### Tarefa 1
Reescreva a parte do trecho sobre o AfroMapa que começa com as palavras que contêm "Neste contexto, o" e termina com "embate e contestação?", substituindo "injúria racial" por "discriminação racial".
### Tarefa 2
Liste todos os nomes próprios de pessoas e de plataformas mencionados no trecho sobre o AfroMapa.
### Tarefa 3
Escreva a continuação do trecho sobre o AfroMapa a partir do ponto em que ele termina.

### Trecho selecionado
Neste contexto, o AfroMapa surge no sentido de que atos de racismo e injúria racial não sejam mais praticados sem ser vistos, sem que ninguém saiba o que ou onde ocorreu. Surge como uma plataforma capaz de expor os locais e estabelecimentos onde tais atos ocorreram, fazendo com que os mesmos se responsabilizem, e ajudem a coibir atos que possam vir a se tornar violentos, resultando na morte de mais jovens negros”.
CL – Recentemente, casos de injúria racial ganharam destaque nas redes sociais em episódios que envolveram pessoas públicas (Maju e Taís Araújo). À medida que práticas racistas se multiplicam na internet, campanhas expõem o preconceito de um país que ainda carrega as heranças do racismo para os dias atuais. O que representa as redes sociais neste cenário de embate e contestação?
AfroMapa: “Infelizmente, casos de injúria racial costumam chamar a atenção da mídia brasileira apenas quando figuras públicas são envolvidas. É claro que todo o tipo de visibilidade para as causas raciais é bem-vinda, este projeto apenas questiona a falta de atenção a ocorrências diárias de discriminação contra a população negra e pobre, moradora das periferias brasileiras, que não possui o amparo dos grandes veículos de comunicação.
Quanto a utilização das redes sociais, é muito importante o uso desse tipo de mídia para divulgação de casos de discriminação racial. Hoje, uma notícia pode se tornar “viral” em minutos, e ser acessada por milhares de pessoas ao redor do mundo.

Dados de segmentação de página
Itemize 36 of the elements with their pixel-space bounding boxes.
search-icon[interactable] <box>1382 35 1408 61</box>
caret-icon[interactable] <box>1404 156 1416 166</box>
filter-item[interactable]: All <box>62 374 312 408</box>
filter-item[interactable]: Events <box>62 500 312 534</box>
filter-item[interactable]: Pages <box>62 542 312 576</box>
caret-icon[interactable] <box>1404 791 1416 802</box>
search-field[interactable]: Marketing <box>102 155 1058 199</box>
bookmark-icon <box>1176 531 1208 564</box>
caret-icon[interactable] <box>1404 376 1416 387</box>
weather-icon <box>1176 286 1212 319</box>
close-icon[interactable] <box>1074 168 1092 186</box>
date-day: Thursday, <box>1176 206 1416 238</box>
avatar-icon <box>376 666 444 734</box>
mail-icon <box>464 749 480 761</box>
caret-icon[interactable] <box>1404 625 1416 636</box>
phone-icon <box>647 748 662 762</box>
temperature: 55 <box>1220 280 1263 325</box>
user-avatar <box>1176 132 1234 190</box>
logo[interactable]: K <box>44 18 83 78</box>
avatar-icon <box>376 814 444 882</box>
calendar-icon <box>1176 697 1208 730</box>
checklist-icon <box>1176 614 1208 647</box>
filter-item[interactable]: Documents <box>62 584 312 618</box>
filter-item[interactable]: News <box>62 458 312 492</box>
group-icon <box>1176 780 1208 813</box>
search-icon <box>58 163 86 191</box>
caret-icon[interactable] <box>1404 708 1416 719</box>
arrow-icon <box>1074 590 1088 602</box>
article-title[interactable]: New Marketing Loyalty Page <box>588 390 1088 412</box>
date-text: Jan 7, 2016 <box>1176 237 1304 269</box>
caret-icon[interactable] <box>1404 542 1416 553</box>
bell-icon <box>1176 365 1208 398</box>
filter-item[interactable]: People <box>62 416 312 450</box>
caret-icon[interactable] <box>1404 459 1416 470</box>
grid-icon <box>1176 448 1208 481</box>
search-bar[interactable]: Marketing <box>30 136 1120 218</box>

### Resposta 1
Neste contexto, o AfroMapa surge no sentido de que atos de racismo e discriminação racial não sejam mais praticados sem ser vistos, sem que ninguém saiba o que ou onde ocorreu. Surge como uma plataforma capaz de expor os locais e estabelecimentos onde tais atos ocorreram, fazendo com que os mesmos se responsabilizem, e ajudem a coibir atos que possam vir a se tornar violentos, resultando na morte de mais jovens negros”.
CL – Recentemente, casos de discriminação racial ganharam destaque nas redes sociais em episódios que envolveram pessoas públicas (Maju e Taís Araújo). À medida que práticas racistas se multiplicam na internet, campanhas expõem o preconceito de um país que ainda carrega as heranças do racismo para os dias atuais. O que representa as redes sociais neste cenário de embate e contestação?

### Resposta 2
AfroMapa
Maju
Taís Araújo

### Resposta 3
Ao mesmo tempo que muitas pessoas as utilizam para propagar conceitos racistas, esse tipo de poder pode ser um grande aliado na nossa luta contra a discriminação. E é justamente neste contexto que surge o AfroMapa, utilizando a eficácia da internet para expôr locais onde pessoas reais foram vítimas destes casos”.
CL – Onde são os lugares em que mais se registram episódios de racismo? Denunciar os responsáveis pode ajudar a coibir este tipo de comportamento ?
AfroMapa: “De acordo com a Secretaria de Políticas Públicas de Promoção da Igualdade Racial, o número de denúncias de racismo dobrou nos últimos anos. Casos de racismo e injúria racial, independentemente da fonte e/ou do alvo, sempre serão vistos como atos não apenas criminosos, mas também desumanos e sórdidos.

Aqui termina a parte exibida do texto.